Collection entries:
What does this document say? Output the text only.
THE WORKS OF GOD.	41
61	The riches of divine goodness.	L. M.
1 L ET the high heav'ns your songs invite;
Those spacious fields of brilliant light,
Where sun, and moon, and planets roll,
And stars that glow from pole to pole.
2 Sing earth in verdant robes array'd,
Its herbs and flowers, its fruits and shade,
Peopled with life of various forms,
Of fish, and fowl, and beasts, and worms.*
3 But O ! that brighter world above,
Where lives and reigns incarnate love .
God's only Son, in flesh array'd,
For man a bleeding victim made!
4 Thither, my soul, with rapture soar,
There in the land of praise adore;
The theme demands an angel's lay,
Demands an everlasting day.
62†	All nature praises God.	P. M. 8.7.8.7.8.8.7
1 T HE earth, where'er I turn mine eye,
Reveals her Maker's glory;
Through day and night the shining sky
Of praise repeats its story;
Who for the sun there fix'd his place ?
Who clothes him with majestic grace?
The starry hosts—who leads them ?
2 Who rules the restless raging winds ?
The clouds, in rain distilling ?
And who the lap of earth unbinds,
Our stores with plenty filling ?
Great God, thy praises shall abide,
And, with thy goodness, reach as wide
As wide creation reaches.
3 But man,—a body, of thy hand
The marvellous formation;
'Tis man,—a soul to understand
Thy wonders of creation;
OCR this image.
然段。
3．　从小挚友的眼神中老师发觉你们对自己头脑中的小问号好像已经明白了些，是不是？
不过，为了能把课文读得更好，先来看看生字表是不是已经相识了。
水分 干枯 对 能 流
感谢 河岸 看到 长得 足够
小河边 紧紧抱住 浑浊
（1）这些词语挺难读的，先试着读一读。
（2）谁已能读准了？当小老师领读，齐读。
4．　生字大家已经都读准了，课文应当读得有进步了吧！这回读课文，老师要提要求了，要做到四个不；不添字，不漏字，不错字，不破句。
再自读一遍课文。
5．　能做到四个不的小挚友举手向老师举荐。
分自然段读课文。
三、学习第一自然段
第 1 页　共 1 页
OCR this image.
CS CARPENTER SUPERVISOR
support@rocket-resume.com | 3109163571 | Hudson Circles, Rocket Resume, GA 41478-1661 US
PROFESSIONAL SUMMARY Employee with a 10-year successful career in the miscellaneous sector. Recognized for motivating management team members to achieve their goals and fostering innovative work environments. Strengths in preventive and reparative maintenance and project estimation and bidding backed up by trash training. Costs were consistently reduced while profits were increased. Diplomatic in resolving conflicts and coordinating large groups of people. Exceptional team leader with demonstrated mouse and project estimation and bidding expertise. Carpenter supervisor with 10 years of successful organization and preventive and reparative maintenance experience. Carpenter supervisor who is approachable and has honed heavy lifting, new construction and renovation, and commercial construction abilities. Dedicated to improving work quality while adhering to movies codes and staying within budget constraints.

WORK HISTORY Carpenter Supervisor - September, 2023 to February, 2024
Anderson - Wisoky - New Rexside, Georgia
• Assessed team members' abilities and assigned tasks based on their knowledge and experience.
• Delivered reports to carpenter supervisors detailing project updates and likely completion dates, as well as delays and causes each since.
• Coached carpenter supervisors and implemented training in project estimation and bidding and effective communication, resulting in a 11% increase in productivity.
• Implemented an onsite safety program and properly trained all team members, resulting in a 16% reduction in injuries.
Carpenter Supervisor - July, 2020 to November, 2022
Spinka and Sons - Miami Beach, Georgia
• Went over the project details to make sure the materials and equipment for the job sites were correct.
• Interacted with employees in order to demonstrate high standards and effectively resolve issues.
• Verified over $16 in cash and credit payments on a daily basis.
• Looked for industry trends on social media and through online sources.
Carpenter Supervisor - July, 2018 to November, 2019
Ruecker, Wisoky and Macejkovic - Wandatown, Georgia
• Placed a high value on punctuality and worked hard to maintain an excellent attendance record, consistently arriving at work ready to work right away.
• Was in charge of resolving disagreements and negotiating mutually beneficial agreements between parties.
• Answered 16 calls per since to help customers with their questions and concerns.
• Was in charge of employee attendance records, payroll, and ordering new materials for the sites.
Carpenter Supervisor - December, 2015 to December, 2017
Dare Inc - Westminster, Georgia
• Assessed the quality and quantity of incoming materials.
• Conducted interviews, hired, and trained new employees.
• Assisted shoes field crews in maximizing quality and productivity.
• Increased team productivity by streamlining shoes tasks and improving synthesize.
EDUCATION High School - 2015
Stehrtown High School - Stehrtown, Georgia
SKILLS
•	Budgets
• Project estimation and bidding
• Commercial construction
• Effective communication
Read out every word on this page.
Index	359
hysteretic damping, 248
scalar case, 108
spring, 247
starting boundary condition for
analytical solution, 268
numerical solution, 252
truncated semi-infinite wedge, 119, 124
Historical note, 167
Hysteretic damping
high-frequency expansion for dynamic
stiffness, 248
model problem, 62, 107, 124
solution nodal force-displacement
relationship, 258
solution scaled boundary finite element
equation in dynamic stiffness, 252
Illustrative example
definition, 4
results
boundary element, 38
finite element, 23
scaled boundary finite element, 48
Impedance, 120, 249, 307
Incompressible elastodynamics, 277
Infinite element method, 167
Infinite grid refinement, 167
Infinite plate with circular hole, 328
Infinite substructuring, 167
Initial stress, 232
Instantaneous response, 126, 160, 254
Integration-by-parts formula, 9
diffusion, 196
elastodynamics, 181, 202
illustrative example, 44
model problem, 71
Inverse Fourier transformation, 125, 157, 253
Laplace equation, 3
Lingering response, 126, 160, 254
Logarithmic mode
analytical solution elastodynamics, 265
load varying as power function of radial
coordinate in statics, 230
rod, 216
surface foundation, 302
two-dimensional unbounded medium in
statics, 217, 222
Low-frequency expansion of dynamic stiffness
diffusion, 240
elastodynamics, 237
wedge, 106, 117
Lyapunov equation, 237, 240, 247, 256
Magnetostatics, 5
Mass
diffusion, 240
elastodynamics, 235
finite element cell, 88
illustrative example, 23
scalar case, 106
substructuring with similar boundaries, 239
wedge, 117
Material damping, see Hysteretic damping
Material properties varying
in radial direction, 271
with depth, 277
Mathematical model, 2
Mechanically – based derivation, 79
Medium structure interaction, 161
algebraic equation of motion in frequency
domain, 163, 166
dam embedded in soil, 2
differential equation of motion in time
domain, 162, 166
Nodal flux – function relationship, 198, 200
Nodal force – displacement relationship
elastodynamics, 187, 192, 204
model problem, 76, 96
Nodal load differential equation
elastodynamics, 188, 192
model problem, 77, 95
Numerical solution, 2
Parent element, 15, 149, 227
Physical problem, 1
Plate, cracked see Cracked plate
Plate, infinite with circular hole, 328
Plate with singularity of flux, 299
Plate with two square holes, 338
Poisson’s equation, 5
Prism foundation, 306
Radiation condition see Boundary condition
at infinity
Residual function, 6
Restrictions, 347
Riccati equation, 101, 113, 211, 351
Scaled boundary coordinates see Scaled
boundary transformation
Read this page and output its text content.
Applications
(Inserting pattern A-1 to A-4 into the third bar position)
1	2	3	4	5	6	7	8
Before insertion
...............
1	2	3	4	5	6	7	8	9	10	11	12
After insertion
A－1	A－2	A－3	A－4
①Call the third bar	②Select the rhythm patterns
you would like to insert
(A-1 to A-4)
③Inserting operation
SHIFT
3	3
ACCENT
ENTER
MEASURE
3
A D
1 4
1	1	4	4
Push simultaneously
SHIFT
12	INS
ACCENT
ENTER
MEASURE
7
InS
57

■ EXERCISE GOAL:
Write out the full listing, keeping every line exactly as it is.

■ ANSWER TO THIS TASK:
What does this document say? Output the text only.
THE WORKS OF GOD.	41
61	The riches of divine goodness.	L. M.
1 L ET the high heav'ns your songs invite;
Those spacious fields of brilliant light,
Where sun, and moon, and planets roll,
And stars that glow from pole to pole.
2 Sing earth in verdant robes array'd,
Its herbs and flowers, its fruits and shade,
Peopled with life of various forms,
Of fish, and fowl, and beasts, and worms.*
3 But O ! that brighter world above,
Where lives and reigns incarnate love .
God's only Son, in flesh array'd,
For man a bleeding victim made!
4 Thither, my soul, with rapture soar,
There in the land of praise adore;
The theme demands an angel's lay,
Demands an everlasting day.
62†	All nature praises God.	P. M. 8.7.8.7.8.8.7
1 T HE earth, where'er I turn mine eye,
Reveals her Maker's glory;
Through day and night the shining sky
Of praise repeats its story;
Who for the sun there fix'd his place ?
Who clothes him with majestic grace?
The starry hosts—who leads them ?
2 Who rules the restless raging winds ?
The clouds, in rain distilling ?
And who the lap of earth unbinds,
Our stores with plenty filling ?
Great God, thy praises shall abide,
And, with thy goodness, reach as wide
As wide creation reaches.
3 But man,—a body, of thy hand
The marvellous formation;
'Tis man,—a soul to understand
Thy wonders of creation;
OCR this image.
然段。
3．　从小挚友的眼神中老师发觉你们对自己头脑中的小问号好像已经明白了些，是不是？
不过，为了能把课文读得更好，先来看看生字表是不是已经相识了。
水分 干枯 对 能 流
感谢 河岸 看到 长得 足够
小河边 紧紧抱住 浑浊
（1）这些词语挺难读的，先试着读一读。
（2）谁已能读准了？当小老师领读，齐读。
4．　生字大家已经都读准了，课文应当读得有进步了吧！这回读课文，老师要提要求了，要做到四个不；不添字，不漏字，不错字，不破句。
再自读一遍课文。
5．　能做到四个不的小挚友举手向老师举荐。
分自然段读课文。
三、学习第一自然段
第 1 页　共 1 页
OCR this image.
CS CARPENTER SUPERVISOR
support@rocket-resume.com | 3109163571 | Hudson Circles, Rocket Resume, GA 41478-1661 US
PROFESSIONAL SUMMARY Employee with a 10-year successful career in the miscellaneous sector. Recognized for motivating management team members to achieve their goals and fostering innovative work environments. Strengths in preventive and reparative maintenance and project estimation and bidding backed up by trash training. Costs were consistently reduced while profits were increased. Diplomatic in resolving conflicts and coordinating large groups of people. Exceptional team leader with demonstrated mouse and project estimation and bidding expertise. Carpenter supervisor with 10 years of successful organization and preventive and reparative maintenance experience. Carpenter supervisor who is approachable and has honed heavy lifting, new construction and renovation, and commercial construction abilities. Dedicated to improving work quality while adhering to movies codes and staying within budget constraints.

WORK HISTORY Carpenter Supervisor - September, 2023 to February, 2024
Anderson - Wisoky - New Rexside, Georgia
• Assessed team members' abilities and assigned tasks based on their knowledge and experience.
• Delivered reports to carpenter supervisors detailing project updates and likely completion dates, as well as delays and causes each since.
• Coached carpenter supervisors and implemented training in project estimation and bidding and effective communication, resulting in a 11% increase in productivity.
• Implemented an onsite safety program and properly trained all team members, resulting in a 16% reduction in injuries.
Carpenter Supervisor - July, 2020 to November, 2022
Spinka and Sons - Miami Beach, Georgia
• Went over the project details to make sure the materials and equipment for the job sites were correct.
• Interacted with employees in order to demonstrate high standards and effectively resolve issues.
• Verified over $16 in cash and credit payments on a daily basis.
• Looked for industry trends on social media and through online sources.
Carpenter Supervisor - July, 2018 to November, 2019
Ruecker, Wisoky and Macejkovic - Wandatown, Georgia
• Placed a high value on punctuality and worked hard to maintain an excellent attendance record, consistently arriving at work ready to work right away.
• Was in charge of resolving disagreements and negotiating mutually beneficial agreements between parties.
• Answered 16 calls per since to help customers with their questions and concerns.
• Was in charge of employee attendance records, payroll, and ordering new materials for the sites.
Carpenter Supervisor - December, 2015 to December, 2017
Dare Inc - Westminster, Georgia
• Assessed the quality and quantity of incoming materials.
• Conducted interviews, hired, and trained new employees.
• Assisted shoes field crews in maximizing quality and productivity.
• Increased team productivity by streamlining shoes tasks and improving synthesize.
EDUCATION High School - 2015
Stehrtown High School - Stehrtown, Georgia
SKILLS
•	Budgets
• Project estimation and bidding
• Commercial construction
• Effective communication
Read out every word on this page.
Index	359
hysteretic damping, 248
scalar case, 108
spring, 247
starting boundary condition for
analytical solution, 268
numerical solution, 252
truncated semi-infinite wedge, 119, 124
Historical note, 167
Hysteretic damping
high-frequency expansion for dynamic
stiffness, 248
model problem, 62, 107, 124
solution nodal force-displacement
relationship, 258
solution scaled boundary finite element
equation in dynamic stiffness, 252
Illustrative example
definition, 4
results
boundary element, 38
finite element, 23
scaled boundary finite element, 48
Impedance, 120, 249, 307
Incompressible elastodynamics, 277
Infinite element method, 167
Infinite grid refinement, 167
Infinite plate with circular hole, 328
Infinite substructuring, 167
Initial stress, 232
Instantaneous response, 126, 160, 254
Integration-by-parts formula, 9
diffusion, 196
elastodynamics, 181, 202
illustrative example, 44
model problem, 71
Inverse Fourier transformation, 125, 157, 253
Laplace equation, 3
Lingering response, 126, 160, 254
Logarithmic mode
analytical solution elastodynamics, 265
load varying as power function of radial
coordinate in statics, 230
rod, 216
surface foundation, 302
two-dimensional unbounded medium in
statics, 217, 222
Low-frequency expansion of dynamic stiffness
diffusion, 240
elastodynamics, 237
wedge, 106, 117
Lyapunov equation, 237, 240, 247, 256
Magnetostatics, 5
Mass
diffusion, 240
elastodynamics, 235
finite element cell, 88
illustrative example, 23
scalar case, 106
substructuring with similar boundaries, 239
wedge, 117
Material damping, see Hysteretic damping
Material properties varying
in radial direction, 271
with depth, 277
Mathematical model, 2
Mechanically – based derivation, 79
Medium structure interaction, 161
algebraic equation of motion in frequency
domain, 163, 166
dam embedded in soil, 2
differential equation of motion in time
domain, 162, 166
Nodal flux – function relationship, 198, 200
Nodal force – displacement relationship
elastodynamics, 187, 192, 204
model problem, 76, 96
Nodal load differential equation
elastodynamics, 188, 192
model problem, 77, 95
Numerical solution, 2
Parent element, 15, 149, 227
Physical problem, 1
Plate, cracked see Cracked plate
Plate, infinite with circular hole, 328
Plate with singularity of flux, 299
Plate with two square holes, 338
Poisson’s equation, 5
Prism foundation, 306
Radiation condition see Boundary condition
at infinity
Residual function, 6
Restrictions, 347
Riccati equation, 101, 113, 211, 351
Scaled boundary coordinates see Scaled
boundary transformation
Read this page and output its text content.
Applications
(Inserting pattern A-1 to A-4 into the third bar position)
1	2	3	4	5	6	7	8
Before insertion
...............
1	2	3	4	5	6	7	8	9	10	11	12
After insertion
A－1	A－2	A－3	A－4
①Call the third bar	②Select the rhythm patterns
you would like to insert
(A-1 to A-4)
③Inserting operation
SHIFT
3	3
ACCENT
ENTER
MEASURE
3
A D
1 4
1	1	4	4
Push simultaneously
SHIFT
12	INS
ACCENT
ENTER
MEASURE
7
InS
57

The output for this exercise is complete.